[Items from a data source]
┌──
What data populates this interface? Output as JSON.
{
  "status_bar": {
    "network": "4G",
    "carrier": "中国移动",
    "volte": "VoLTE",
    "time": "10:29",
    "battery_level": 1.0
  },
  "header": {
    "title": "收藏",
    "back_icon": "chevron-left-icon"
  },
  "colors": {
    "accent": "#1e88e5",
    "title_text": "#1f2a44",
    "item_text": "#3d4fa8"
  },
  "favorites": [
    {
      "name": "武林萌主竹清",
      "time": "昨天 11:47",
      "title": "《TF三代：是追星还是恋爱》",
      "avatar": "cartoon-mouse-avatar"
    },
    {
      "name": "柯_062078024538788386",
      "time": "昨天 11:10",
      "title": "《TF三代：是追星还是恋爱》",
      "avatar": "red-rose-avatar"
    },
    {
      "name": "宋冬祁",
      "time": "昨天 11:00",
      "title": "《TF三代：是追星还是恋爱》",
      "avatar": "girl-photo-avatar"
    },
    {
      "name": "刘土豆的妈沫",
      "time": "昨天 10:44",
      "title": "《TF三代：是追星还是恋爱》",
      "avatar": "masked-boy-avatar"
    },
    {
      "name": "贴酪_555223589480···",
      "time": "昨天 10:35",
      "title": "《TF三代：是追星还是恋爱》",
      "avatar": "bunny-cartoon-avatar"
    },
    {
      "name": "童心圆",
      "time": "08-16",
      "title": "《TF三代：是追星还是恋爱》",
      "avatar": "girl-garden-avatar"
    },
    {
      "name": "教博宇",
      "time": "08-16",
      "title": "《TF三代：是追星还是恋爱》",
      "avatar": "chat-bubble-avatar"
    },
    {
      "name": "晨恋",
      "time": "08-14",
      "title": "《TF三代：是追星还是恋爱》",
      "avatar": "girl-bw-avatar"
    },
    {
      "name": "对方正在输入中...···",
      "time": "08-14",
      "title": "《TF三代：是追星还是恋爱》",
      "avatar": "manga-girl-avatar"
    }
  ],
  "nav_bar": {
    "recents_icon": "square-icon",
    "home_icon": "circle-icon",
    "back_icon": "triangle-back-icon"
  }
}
└──
**WHAT IS EXPECTED**
Of the lines in this data, how many contain "time"? Reply with only the number.

**ANSWER IN FULL**
10